_WHAT YOU SHOULD DO_.
Identify the lines that contain the word "page", then copy them.

_TASK MATERIAL_.
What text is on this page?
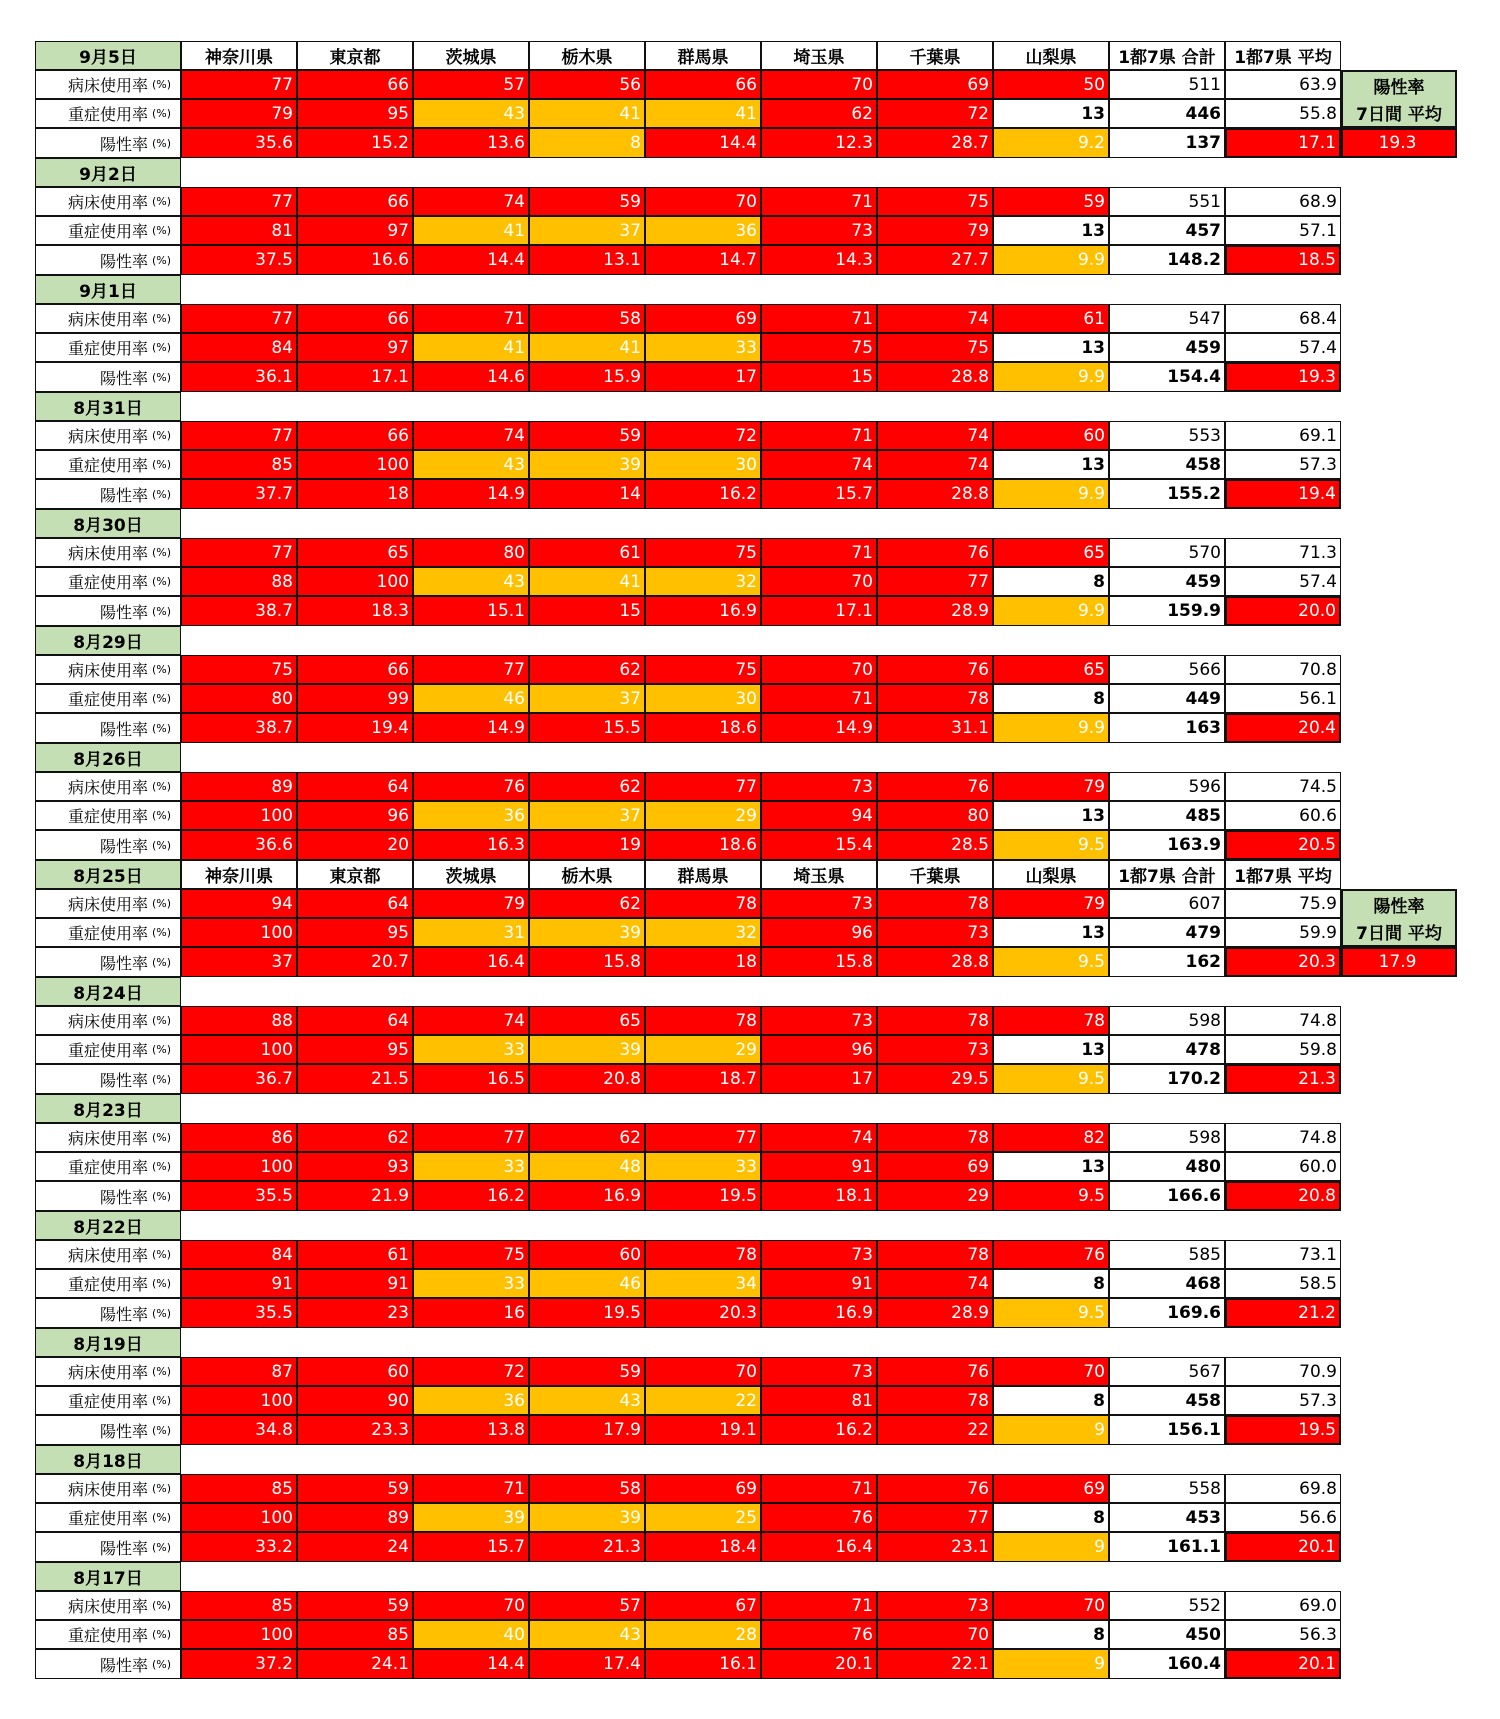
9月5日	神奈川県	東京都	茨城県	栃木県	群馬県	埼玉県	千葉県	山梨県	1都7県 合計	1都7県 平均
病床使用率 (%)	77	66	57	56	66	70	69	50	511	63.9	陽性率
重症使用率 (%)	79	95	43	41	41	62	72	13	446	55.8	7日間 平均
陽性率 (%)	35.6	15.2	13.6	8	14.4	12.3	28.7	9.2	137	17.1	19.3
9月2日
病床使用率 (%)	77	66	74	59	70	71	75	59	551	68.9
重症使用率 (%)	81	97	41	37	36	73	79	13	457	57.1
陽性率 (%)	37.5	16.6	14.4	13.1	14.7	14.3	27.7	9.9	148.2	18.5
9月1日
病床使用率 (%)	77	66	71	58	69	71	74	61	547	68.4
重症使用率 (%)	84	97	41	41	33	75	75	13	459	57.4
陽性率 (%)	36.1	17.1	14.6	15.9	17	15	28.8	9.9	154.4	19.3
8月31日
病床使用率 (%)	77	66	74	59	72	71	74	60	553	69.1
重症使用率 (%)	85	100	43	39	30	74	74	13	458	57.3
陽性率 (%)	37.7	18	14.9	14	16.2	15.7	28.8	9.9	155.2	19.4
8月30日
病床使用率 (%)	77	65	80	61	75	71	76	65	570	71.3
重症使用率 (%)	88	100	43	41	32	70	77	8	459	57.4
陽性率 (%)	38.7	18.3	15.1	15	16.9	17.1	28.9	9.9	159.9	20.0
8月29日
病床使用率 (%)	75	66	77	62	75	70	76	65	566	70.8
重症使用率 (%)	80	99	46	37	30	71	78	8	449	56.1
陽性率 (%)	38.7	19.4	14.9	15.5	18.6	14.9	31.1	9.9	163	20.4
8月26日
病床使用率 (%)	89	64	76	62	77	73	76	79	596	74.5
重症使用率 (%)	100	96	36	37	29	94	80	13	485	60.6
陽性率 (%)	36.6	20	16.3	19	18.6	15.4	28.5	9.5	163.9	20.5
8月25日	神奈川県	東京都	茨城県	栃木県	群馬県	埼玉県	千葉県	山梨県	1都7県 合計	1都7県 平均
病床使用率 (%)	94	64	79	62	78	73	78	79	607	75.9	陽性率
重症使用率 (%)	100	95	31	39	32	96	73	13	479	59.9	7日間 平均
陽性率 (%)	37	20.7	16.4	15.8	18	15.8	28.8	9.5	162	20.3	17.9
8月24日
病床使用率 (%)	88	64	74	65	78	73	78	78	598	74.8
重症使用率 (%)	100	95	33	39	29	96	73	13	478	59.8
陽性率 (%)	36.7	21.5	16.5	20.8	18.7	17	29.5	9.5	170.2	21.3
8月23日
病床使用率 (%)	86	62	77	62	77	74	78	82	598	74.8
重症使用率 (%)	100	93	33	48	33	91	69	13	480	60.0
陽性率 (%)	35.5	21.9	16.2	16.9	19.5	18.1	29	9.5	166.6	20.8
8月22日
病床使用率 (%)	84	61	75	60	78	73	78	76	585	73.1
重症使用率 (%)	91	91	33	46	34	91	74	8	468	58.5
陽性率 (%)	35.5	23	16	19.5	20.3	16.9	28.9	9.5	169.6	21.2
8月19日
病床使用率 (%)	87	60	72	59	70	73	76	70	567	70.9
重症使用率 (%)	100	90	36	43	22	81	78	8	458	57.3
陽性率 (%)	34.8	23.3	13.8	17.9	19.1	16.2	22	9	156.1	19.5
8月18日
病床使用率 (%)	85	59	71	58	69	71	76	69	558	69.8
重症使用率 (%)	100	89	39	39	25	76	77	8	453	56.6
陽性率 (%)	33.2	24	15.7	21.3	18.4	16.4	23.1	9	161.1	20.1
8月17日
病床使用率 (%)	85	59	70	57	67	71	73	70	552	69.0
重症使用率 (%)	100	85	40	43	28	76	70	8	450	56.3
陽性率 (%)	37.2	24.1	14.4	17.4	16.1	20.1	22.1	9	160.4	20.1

---

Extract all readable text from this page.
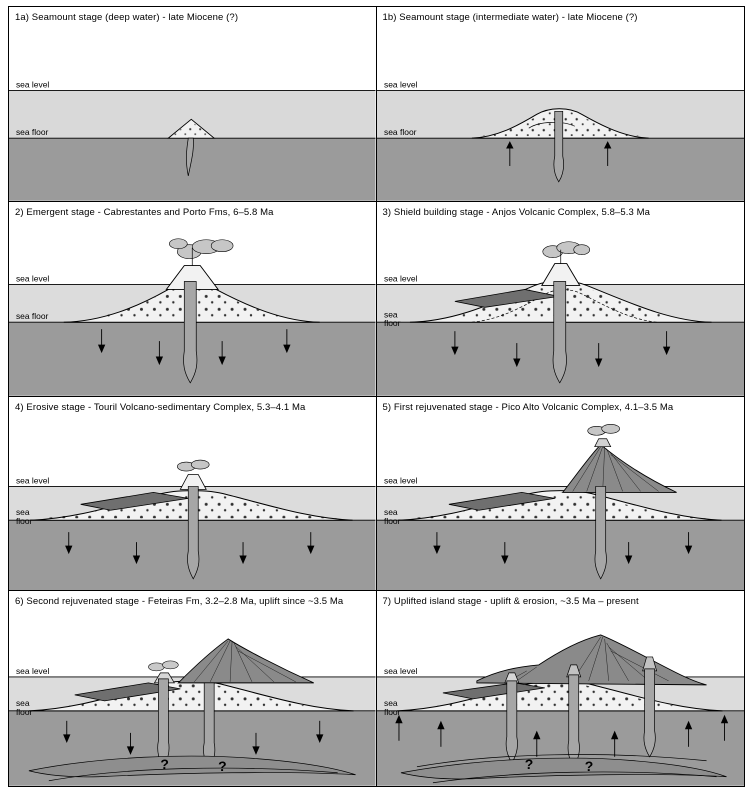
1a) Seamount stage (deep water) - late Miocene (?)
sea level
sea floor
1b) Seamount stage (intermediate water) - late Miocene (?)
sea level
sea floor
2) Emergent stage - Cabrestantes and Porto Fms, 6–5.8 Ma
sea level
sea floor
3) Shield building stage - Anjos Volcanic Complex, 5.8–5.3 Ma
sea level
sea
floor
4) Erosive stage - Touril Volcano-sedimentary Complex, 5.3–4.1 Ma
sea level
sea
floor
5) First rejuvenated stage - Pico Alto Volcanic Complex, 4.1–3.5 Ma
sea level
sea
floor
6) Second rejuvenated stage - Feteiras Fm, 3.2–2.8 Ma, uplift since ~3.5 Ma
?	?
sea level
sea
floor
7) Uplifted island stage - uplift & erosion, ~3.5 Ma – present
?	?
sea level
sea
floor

---

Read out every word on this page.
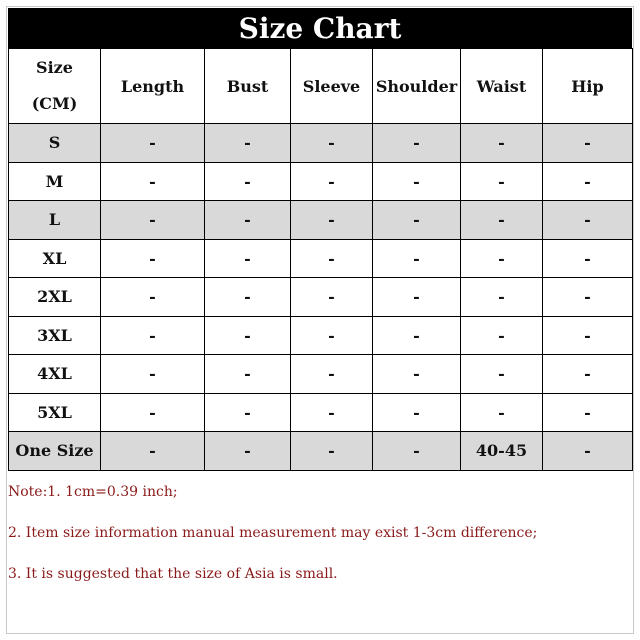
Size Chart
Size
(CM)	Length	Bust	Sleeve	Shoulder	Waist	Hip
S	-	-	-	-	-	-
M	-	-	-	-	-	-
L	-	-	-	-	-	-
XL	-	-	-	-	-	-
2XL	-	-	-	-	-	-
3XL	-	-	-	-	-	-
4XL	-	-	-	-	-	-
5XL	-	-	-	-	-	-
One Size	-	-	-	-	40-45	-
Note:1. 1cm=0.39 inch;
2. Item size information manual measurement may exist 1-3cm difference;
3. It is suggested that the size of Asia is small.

_FINAL ANSWER_.
What text is on this page?
Extract all readable text from this page.
Read out every word on this page.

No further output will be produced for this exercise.